Data extracted from a collection
__________
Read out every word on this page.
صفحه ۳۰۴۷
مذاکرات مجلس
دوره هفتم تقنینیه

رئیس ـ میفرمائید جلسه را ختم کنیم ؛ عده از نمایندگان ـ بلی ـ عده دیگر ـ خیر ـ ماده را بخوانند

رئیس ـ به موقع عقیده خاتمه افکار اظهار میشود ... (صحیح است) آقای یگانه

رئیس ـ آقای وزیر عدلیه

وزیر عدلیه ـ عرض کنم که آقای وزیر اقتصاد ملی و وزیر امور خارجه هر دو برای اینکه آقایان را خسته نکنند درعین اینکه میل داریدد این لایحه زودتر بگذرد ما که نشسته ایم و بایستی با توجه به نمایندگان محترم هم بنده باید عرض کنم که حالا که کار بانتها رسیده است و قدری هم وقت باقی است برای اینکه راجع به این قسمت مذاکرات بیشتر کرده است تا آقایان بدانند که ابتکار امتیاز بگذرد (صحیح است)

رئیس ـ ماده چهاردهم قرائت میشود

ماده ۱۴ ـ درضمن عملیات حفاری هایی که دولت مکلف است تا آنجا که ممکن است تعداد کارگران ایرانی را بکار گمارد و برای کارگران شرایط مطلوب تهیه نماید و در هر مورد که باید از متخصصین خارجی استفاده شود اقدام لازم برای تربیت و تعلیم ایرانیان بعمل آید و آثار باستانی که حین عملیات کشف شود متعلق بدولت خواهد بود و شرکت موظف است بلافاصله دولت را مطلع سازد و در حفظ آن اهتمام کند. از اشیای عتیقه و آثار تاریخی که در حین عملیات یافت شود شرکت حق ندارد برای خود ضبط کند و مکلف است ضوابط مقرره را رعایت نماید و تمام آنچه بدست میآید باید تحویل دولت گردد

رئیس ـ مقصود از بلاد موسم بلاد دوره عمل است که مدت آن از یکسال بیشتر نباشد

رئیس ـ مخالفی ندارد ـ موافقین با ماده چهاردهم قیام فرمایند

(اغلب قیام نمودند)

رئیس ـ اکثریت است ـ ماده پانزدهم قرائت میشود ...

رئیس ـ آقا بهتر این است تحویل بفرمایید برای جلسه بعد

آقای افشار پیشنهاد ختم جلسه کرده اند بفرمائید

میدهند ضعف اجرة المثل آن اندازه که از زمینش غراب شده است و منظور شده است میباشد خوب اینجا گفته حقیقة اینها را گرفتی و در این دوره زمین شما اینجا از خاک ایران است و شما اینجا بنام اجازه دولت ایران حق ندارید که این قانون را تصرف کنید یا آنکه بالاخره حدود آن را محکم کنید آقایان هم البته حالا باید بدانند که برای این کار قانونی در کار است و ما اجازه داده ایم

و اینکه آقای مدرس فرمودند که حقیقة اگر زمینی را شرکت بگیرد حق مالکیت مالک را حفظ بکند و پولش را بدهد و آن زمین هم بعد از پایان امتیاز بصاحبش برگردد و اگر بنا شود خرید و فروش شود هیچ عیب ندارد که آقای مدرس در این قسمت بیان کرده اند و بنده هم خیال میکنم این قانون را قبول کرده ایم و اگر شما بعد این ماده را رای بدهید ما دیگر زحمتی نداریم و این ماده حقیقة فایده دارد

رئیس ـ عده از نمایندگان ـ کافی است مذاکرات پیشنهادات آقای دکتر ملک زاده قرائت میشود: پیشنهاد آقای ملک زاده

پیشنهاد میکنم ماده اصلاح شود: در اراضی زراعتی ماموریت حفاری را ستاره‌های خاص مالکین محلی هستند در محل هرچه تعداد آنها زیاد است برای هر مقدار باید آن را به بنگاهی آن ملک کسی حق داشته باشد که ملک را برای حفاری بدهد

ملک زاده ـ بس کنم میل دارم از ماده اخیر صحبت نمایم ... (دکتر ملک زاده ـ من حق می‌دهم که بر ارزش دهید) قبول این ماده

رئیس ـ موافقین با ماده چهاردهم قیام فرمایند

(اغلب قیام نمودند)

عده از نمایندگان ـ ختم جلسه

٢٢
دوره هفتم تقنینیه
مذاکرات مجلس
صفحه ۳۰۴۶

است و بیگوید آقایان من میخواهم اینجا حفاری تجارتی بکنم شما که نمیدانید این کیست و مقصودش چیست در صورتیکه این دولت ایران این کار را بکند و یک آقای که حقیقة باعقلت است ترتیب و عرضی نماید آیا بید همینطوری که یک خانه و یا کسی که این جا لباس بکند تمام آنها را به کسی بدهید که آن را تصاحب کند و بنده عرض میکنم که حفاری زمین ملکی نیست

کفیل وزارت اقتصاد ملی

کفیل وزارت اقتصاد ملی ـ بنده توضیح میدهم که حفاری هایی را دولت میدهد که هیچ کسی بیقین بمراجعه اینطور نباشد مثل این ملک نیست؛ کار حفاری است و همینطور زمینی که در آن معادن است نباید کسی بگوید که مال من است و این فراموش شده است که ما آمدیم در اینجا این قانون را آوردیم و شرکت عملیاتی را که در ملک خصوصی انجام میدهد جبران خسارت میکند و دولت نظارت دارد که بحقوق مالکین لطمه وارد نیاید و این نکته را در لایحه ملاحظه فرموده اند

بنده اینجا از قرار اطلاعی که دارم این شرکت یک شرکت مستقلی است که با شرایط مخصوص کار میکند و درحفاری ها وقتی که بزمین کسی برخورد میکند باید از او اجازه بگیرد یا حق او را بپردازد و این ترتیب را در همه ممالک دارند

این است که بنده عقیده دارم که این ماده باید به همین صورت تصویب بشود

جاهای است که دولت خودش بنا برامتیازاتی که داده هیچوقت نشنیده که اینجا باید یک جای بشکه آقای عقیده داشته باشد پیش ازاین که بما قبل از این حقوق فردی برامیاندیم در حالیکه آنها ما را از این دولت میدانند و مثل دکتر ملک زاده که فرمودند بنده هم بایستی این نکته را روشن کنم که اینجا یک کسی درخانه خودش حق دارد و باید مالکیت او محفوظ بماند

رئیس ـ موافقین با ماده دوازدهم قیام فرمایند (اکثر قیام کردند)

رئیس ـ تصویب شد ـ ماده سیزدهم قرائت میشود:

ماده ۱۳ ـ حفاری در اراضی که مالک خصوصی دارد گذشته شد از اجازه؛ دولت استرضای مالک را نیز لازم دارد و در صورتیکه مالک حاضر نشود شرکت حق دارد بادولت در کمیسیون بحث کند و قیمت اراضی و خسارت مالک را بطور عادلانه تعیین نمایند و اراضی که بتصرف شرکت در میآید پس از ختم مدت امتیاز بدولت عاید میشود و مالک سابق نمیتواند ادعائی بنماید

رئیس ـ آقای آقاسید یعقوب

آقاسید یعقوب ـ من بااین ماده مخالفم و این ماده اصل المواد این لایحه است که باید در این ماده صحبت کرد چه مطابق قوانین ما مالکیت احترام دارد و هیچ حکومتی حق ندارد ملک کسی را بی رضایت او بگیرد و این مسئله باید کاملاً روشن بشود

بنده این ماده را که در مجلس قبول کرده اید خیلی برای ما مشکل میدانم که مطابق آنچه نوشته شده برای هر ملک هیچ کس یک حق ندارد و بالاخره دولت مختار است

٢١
__________
### YOUR GOAL
Find and copy every line in the entries above where the string "آنها" occurs.

### FINAL RESULT
پیشنهاد میکنم ماده اصلاح شود: در اراضی زراعتی ماموریت حفاری را ستاره‌های خاص مالکین محلی هستند در محل هرچه تعداد آنها زیاد است برای هر مقدار باید آن را به بنگاهی آن ملک کسی حق داشته باشد که ملک را برای حفاری بدهد
است و بیگوید آقایان من میخواهم اینجا حفاری تجارتی بکنم شما که نمیدانید این کیست و مقصودش چیست در صورتیکه این دولت ایران این کار را بکند و یک آقای که حقیقة باعقلت است ترتیب و عرضی نماید آیا بید همینطوری که یک خانه و یا کسی که این جا لباس بکند تمام آنها را به کسی بدهید که آن را تصاحب کند و بنده عرض میکنم که حفاری زمین ملکی نیست
جاهای است که دولت خودش بنا برامتیازاتی که داده هیچوقت نشنیده که اینجا باید یک جای بشکه آقای عقیده داشته باشد پیش ازاین که بما قبل از این حقوق فردی برامیاندیم در حالیکه آنها ما را از این دولت میدانند و مثل دکتر ملک زاده که فرمودند بنده هم بایستی این نکته را روشن کنم که اینجا یک کسی درخانه خودش حق دارد و باید مالکیت او محفوظ بماند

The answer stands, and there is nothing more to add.